Task directions: Would you repeat the listing exactly but omit every picture?
================
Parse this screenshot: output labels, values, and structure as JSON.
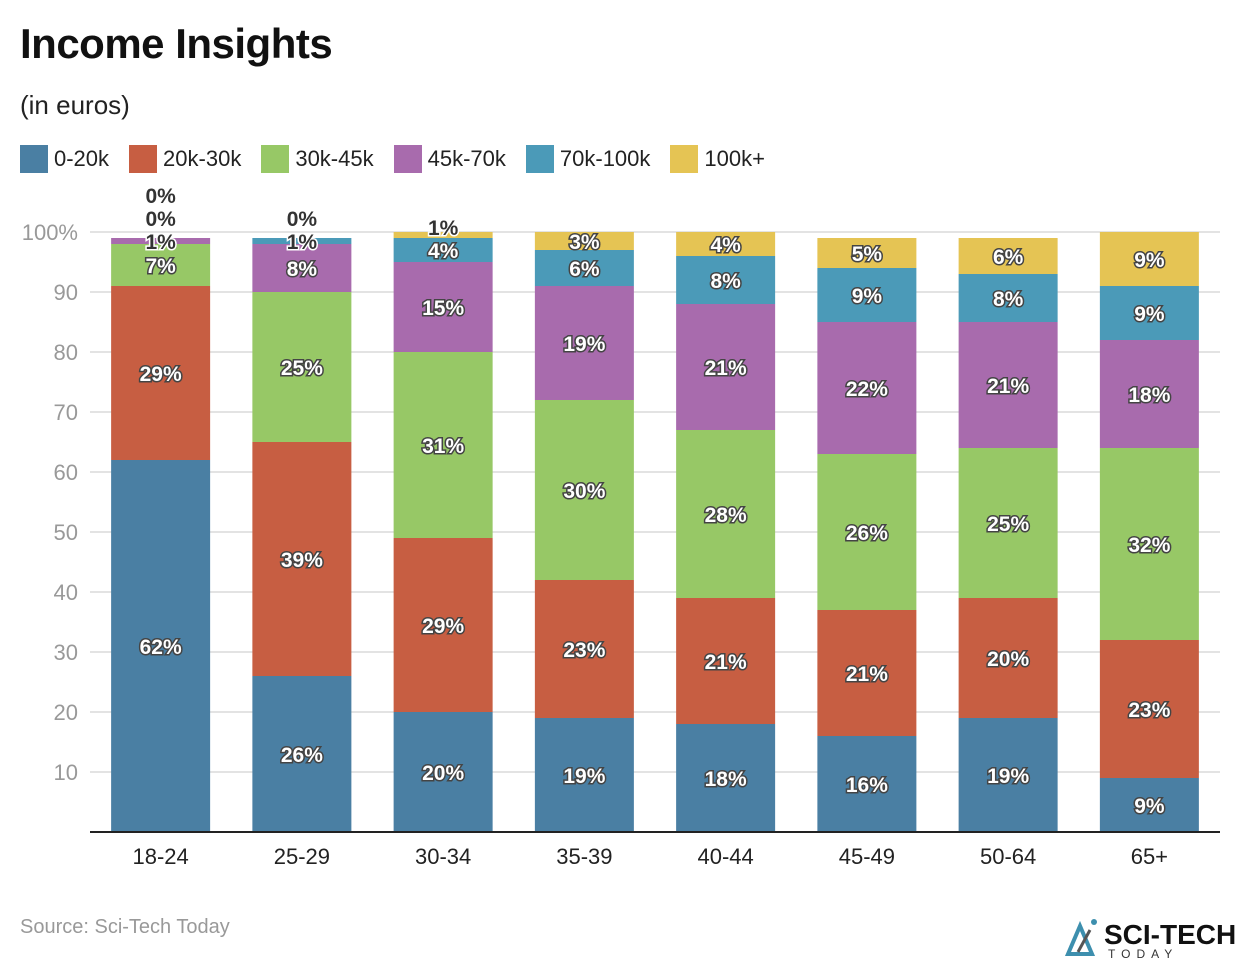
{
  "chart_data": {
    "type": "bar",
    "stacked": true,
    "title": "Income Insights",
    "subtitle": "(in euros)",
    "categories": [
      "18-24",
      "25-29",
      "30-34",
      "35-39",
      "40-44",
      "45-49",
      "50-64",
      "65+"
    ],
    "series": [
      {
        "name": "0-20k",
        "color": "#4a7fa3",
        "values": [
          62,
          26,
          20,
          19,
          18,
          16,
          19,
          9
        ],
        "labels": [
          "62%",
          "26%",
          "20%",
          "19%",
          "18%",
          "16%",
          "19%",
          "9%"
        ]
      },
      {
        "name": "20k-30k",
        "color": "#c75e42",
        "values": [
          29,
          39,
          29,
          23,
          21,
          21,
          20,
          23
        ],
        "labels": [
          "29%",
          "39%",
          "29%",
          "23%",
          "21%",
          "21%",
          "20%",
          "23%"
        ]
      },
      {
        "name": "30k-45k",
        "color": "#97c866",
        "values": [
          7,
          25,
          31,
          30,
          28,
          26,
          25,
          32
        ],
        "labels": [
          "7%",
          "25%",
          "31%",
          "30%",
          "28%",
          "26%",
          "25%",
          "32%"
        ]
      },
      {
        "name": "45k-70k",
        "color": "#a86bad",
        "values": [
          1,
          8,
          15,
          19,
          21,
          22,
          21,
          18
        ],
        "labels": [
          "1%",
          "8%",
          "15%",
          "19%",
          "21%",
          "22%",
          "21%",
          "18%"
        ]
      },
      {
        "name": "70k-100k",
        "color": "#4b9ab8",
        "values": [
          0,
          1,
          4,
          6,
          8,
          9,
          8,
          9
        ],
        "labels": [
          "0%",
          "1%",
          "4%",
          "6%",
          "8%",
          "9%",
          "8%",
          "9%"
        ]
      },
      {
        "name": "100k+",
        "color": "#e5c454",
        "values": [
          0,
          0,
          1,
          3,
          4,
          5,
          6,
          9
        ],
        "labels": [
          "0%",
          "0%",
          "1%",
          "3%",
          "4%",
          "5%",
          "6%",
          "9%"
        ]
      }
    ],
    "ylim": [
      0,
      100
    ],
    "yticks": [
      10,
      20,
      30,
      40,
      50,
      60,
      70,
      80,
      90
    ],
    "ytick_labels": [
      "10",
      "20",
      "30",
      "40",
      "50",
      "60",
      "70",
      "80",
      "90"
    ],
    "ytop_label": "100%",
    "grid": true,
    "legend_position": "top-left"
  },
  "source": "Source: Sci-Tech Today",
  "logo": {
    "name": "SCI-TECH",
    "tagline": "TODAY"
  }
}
================
Expected answer:
Parse this screenshot: output labels, values, and structure as JSON.
{
  "chart_data": {
    "type": "bar",
    "stacked": true,
    "title": "Income Insights",
    "subtitle": "(in euros)",
    "categories": [
      "18-24",
      "25-29",
      "30-34",
      "35-39",
      "40-44",
      "45-49",
      "50-64",
      "65+"
    ],
    "series": [
      {
        "name": "0-20k",
        "color": "#4a7fa3",
        "values": [
          62,
          26,
          20,
          19,
          18,
          16,
          19,
          9
        ],
        "labels": [
          "62%",
          "26%",
          "20%",
          "19%",
          "18%",
          "16%",
          "19%",
          "9%"
        ]
      },
      {
        "name": "20k-30k",
        "color": "#c75e42",
        "values": [
          29,
          39,
          29,
          23,
          21,
          21,
          20,
          23
        ],
        "labels": [
          "29%",
          "39%",
          "29%",
          "23%",
          "21%",
          "21%",
          "20%",
          "23%"
        ]
      },
      {
        "name": "30k-45k",
        "color": "#97c866",
        "values": [
          7,
          25,
          31,
          30,
          28,
          26,
          25,
          32
        ],
        "labels": [
          "7%",
          "25%",
          "31%",
          "30%",
          "28%",
          "26%",
          "25%",
          "32%"
        ]
      },
      {
        "name": "45k-70k",
        "color": "#a86bad",
        "values": [
          1,
          8,
          15,
          19,
          21,
          22,
          21,
          18
        ],
        "labels": [
          "1%",
          "8%",
          "15%",
          "19%",
          "21%",
          "22%",
          "21%",
          "18%"
        ]
      },
      {
        "name": "70k-100k",
        "color": "#4b9ab8",
        "values": [
          0,
          1,
          4,
          6,
          8,
          9,
          8,
          9
        ],
        "labels": [
          "0%",
          "1%",
          "4%",
          "6%",
          "8%",
          "9%",
          "8%",
          "9%"
        ]
      },
      {
        "name": "100k+",
        "color": "#e5c454",
        "values": [
          0,
          0,
          1,
          3,
          4,
          5,
          6,
          9
        ],
        "labels": [
          "0%",
          "0%",
          "1%",
          "3%",
          "4%",
          "5%",
          "6%",
          "9%"
        ]
      }
    ],
    "ylim": [
      0,
      100
    ],
    "yticks": [
      10,
      20,
      30,
      40,
      50,
      60,
      70,
      80,
      90
    ],
    "ytick_labels": [
      "10",
      "20",
      "30",
      "40",
      "50",
      "60",
      "70",
      "80",
      "90"
    ],
    "ytop_label": "100%",
    "grid": true,
    "legend_position": "top-left"
  },
  "source": "Source: Sci-Tech Today",
  "logo": {
    "name": "SCI-TECH",
    "tagline": "TODAY"
  }
}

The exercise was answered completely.